Content starts
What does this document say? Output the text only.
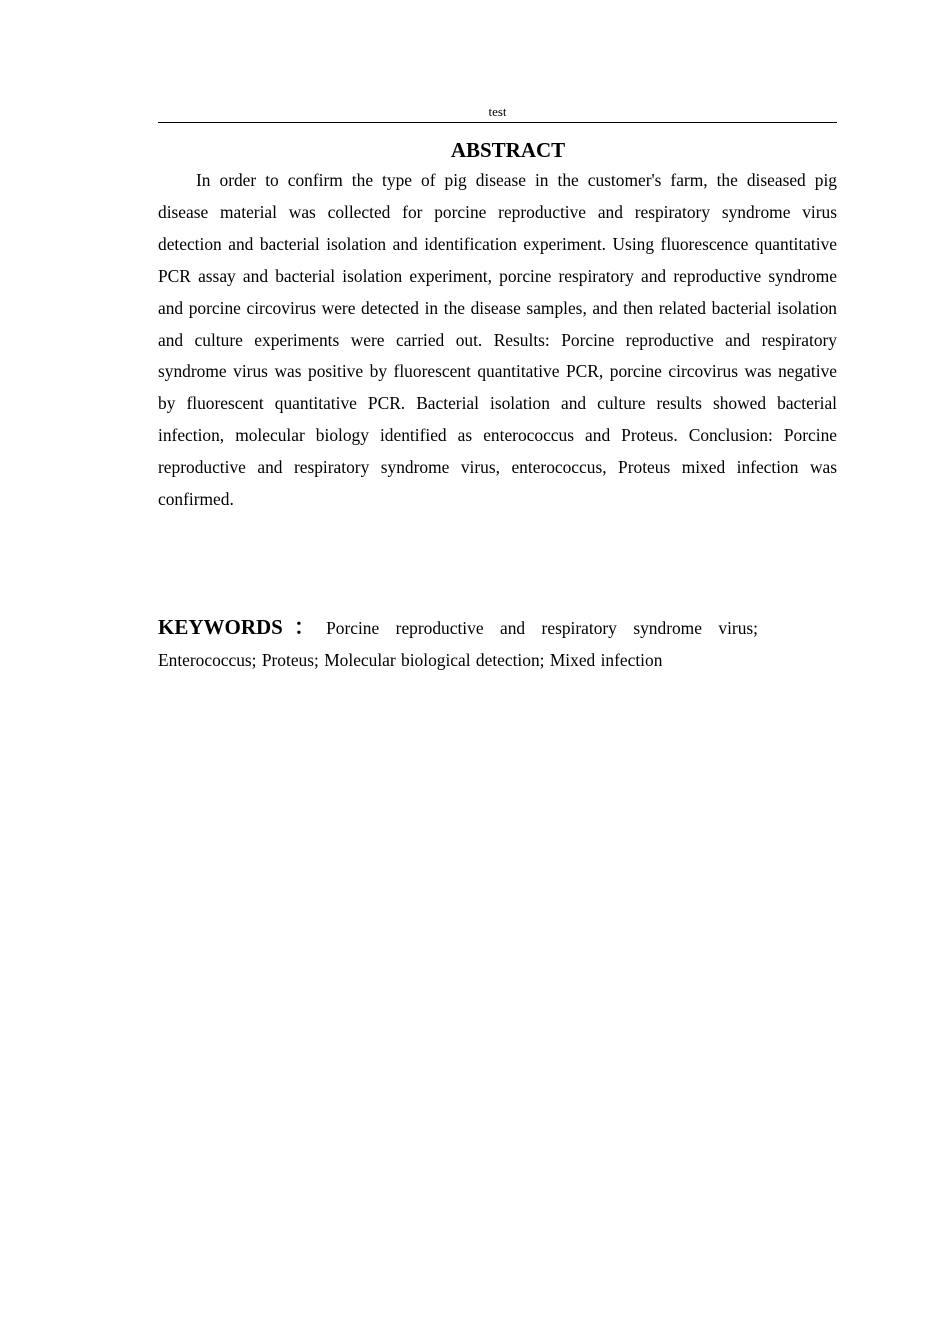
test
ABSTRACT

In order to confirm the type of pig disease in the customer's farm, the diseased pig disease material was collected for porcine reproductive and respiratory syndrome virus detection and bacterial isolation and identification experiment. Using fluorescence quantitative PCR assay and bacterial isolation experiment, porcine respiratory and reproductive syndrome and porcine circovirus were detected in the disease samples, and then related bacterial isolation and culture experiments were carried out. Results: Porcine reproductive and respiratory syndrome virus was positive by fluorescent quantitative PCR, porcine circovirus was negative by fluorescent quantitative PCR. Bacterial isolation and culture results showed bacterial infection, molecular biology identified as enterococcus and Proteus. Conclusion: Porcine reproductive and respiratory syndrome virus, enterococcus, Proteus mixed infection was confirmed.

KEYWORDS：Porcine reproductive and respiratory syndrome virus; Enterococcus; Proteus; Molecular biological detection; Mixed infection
Content ends
Content starts
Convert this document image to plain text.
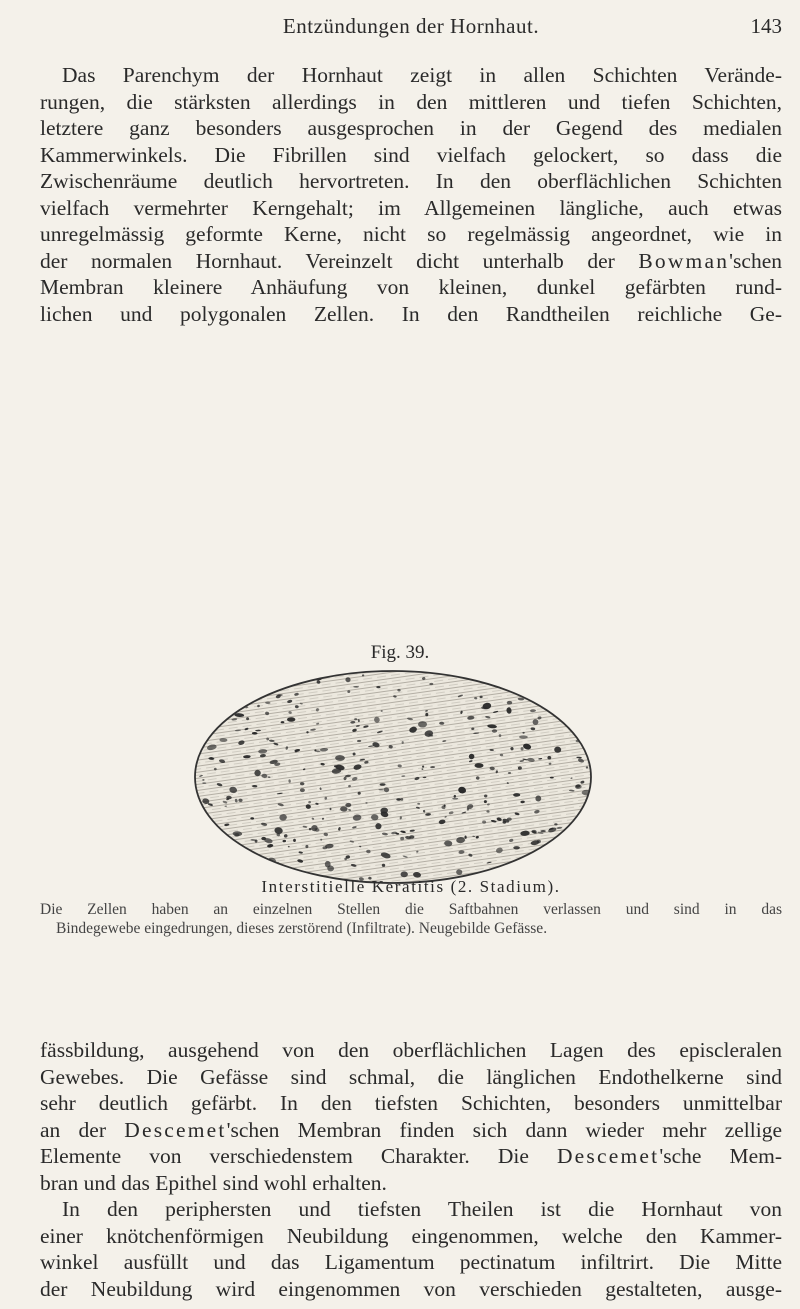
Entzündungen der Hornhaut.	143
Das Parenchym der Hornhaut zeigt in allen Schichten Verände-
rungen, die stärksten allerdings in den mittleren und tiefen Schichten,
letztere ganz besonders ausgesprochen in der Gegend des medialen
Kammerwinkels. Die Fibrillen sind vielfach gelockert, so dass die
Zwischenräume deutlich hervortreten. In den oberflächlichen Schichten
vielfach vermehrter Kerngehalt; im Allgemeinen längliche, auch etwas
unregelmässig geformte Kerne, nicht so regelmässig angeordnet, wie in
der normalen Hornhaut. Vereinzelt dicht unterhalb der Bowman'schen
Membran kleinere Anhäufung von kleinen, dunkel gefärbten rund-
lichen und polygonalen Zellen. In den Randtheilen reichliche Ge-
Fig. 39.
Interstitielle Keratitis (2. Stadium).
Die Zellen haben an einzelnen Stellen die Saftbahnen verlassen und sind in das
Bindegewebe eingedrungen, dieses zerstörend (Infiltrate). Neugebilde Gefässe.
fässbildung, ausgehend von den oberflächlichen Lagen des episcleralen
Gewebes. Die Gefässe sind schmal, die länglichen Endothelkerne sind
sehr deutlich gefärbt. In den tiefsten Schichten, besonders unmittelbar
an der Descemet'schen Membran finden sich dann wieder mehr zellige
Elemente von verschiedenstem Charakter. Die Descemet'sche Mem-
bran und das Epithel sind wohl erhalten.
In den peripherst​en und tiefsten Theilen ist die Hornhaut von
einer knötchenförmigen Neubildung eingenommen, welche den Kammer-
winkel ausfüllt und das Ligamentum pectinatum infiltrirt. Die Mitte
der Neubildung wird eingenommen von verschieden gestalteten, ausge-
Content ends
Content starts
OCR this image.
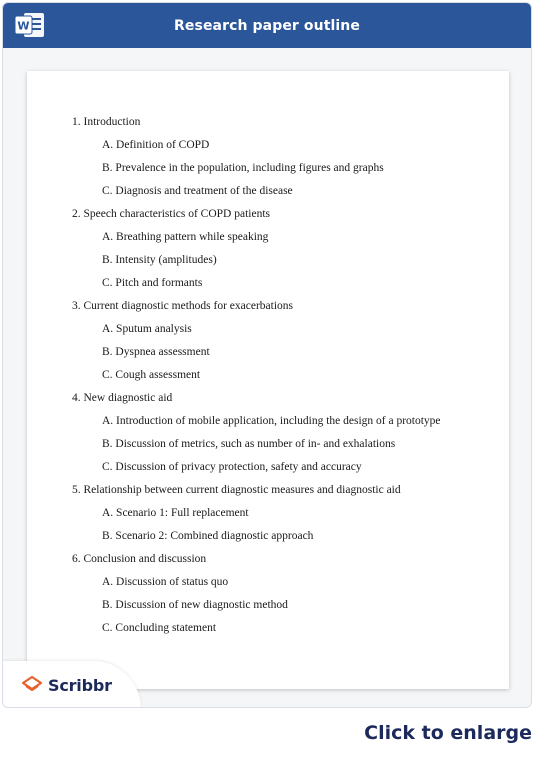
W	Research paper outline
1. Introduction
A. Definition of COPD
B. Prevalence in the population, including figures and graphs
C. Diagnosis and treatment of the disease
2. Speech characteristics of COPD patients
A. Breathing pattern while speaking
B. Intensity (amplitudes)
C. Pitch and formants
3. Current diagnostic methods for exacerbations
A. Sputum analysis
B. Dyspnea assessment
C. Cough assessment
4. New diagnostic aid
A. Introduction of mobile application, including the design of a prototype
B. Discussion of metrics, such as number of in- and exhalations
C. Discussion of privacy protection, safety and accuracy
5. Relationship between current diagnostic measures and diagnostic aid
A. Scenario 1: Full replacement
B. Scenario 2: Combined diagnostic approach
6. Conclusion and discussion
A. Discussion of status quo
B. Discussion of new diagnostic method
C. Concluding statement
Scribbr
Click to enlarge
Content ends
### EXERCISE AIM
Wherever the string "syndrome" is found in the listing above, copy the line that contains it.

### ANSWER TO THE PROBLEM
In order to confirm the type of pig disease in the customer's farm, the diseased pig disease material was collected for porcine reproductive and respiratory syndrome virus detection and bacterial isolation and identification experiment. Using fluorescence quantitative PCR assay and bacterial isolation experiment, porcine respiratory and reproductive syndrome and porcine circovirus were detected in the disease samples, and then related bacterial isolation and culture experiments were carried out. Results: Porcine reproductive and respiratory syndrome virus was positive by fluorescent quantitative PCR, porcine circovirus was negative by fluorescent quantitative PCR. Bacterial isolation and culture results showed bacterial infection, molecular biology identified as enterococcus and Proteus. Conclusion: Porcine reproductive and respiratory syndrome virus, enterococcus, Proteus mixed infection was confirmed.
KEYWORDS：Porcine reproductive and respiratory syndrome virus; Enterococcus; Proteus; Molecular biological detection; Mixed infection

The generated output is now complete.